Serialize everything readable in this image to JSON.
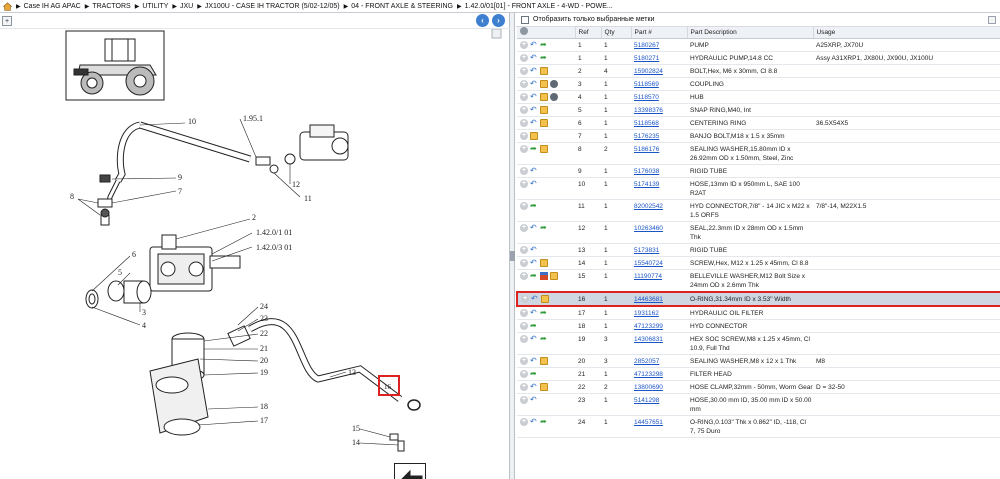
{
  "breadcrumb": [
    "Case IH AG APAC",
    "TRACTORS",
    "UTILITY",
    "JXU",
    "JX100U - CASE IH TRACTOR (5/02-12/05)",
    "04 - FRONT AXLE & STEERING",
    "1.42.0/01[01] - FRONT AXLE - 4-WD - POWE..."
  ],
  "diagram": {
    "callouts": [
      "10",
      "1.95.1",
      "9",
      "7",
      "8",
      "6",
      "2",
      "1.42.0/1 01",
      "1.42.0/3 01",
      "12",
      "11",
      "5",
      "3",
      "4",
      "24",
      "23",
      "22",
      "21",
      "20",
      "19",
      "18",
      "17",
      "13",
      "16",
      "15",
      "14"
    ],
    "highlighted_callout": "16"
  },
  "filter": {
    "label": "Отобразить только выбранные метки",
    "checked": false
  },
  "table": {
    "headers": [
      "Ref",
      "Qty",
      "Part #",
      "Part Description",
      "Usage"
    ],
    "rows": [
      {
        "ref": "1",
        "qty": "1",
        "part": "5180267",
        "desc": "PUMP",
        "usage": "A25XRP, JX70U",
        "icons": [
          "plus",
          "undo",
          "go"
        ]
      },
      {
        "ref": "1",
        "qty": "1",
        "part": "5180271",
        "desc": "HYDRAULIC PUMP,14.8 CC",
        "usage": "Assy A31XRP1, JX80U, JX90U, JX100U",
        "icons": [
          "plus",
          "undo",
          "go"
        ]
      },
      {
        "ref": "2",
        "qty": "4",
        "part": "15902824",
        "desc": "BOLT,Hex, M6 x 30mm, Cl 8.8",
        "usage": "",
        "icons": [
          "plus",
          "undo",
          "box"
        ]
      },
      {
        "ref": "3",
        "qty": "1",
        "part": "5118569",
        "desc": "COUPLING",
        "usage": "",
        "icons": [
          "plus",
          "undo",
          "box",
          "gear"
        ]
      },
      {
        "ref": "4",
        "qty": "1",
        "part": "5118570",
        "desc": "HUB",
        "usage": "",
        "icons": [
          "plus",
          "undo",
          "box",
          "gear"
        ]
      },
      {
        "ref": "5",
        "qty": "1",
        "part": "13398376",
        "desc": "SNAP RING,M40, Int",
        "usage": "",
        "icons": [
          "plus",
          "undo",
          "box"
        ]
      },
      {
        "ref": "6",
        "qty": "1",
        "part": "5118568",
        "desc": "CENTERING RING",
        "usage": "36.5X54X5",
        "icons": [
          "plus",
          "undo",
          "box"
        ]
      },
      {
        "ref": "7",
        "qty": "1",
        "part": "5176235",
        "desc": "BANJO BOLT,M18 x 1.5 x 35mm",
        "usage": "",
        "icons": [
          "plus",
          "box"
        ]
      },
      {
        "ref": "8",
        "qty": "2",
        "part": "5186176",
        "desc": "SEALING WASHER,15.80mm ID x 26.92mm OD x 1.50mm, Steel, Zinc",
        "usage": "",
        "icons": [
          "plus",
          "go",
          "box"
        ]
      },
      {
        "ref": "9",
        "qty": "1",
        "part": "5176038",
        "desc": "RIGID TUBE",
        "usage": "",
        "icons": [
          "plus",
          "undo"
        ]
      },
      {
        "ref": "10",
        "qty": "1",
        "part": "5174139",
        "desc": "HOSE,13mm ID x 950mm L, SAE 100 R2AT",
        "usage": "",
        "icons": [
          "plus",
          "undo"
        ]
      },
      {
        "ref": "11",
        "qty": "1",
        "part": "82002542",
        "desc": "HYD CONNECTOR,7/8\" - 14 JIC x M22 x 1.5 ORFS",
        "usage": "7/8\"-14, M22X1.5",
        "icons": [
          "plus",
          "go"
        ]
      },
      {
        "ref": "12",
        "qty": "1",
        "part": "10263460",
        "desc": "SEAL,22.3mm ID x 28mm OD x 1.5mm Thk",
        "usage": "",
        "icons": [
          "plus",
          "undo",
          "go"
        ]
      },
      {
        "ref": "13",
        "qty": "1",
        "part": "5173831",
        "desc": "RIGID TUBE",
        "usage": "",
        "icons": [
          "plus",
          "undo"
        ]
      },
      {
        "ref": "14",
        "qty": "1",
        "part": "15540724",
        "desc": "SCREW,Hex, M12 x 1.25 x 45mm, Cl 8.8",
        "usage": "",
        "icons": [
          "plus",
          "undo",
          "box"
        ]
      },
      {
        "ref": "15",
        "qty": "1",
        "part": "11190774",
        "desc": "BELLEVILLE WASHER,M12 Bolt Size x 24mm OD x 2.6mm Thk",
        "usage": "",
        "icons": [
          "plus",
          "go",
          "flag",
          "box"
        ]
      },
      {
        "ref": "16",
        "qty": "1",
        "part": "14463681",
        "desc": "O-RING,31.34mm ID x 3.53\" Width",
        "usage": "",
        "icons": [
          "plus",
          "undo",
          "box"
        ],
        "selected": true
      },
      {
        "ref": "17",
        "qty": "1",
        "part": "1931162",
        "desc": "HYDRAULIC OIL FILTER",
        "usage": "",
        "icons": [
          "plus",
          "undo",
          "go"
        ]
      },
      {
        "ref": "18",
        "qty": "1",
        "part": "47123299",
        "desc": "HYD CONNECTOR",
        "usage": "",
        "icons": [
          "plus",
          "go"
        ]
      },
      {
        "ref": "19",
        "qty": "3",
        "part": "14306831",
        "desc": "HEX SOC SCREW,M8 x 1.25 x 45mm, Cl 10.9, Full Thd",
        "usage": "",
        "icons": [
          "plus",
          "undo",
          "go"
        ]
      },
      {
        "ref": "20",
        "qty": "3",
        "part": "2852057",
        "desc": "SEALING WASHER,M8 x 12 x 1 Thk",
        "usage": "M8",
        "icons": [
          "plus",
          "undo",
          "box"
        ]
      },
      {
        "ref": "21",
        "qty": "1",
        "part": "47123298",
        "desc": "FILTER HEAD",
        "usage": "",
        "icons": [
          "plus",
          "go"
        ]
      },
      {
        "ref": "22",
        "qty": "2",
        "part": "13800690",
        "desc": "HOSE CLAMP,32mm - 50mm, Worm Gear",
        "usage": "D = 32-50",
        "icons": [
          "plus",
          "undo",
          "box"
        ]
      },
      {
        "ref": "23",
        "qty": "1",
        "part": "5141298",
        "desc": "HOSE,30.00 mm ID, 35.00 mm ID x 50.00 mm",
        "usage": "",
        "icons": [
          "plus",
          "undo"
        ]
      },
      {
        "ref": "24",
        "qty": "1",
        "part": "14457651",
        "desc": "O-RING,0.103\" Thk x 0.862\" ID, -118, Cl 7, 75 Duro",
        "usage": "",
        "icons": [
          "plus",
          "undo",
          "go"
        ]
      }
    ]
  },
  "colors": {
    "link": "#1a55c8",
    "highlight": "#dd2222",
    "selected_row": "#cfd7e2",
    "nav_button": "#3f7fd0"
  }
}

---

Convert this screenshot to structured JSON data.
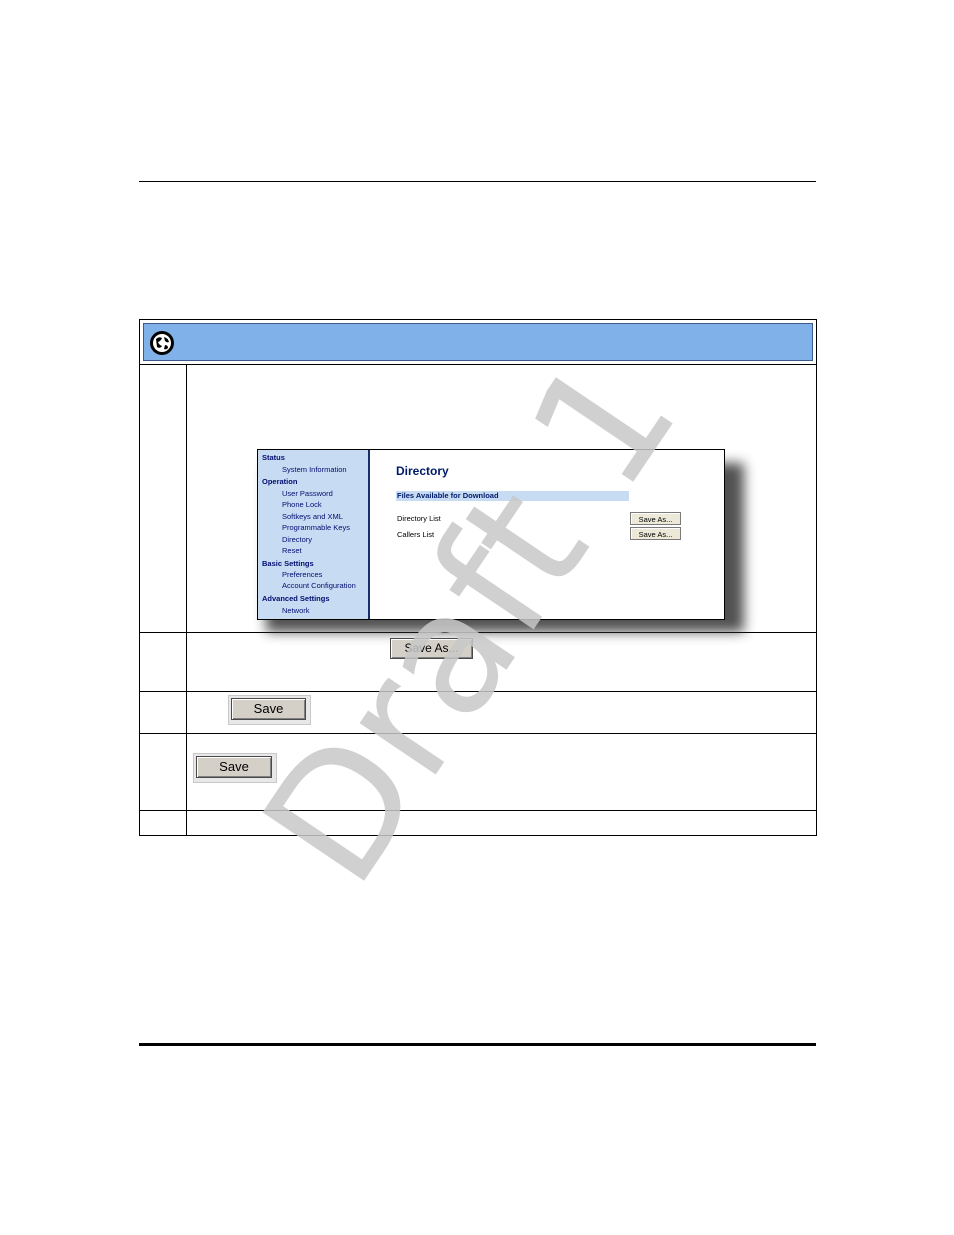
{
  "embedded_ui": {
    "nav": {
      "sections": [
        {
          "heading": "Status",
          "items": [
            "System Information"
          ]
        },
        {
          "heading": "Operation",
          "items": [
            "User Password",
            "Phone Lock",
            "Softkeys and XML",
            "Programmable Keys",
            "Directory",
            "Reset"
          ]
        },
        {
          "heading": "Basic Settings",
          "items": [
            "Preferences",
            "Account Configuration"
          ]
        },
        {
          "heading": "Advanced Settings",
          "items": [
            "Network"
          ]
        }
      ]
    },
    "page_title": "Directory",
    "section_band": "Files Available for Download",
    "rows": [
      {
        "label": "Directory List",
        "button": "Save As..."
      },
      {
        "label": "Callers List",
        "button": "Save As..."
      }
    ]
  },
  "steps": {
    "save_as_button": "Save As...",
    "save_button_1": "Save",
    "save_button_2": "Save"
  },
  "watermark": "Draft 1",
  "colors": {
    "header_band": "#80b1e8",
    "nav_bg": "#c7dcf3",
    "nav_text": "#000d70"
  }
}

---

*OBJECTIVE*: List all lines holding the string "PUMP".

*TASK RESPONSE*:
        "desc": "PUMP",
        "desc": "HYDRAULIC PUMP,14.8 CC",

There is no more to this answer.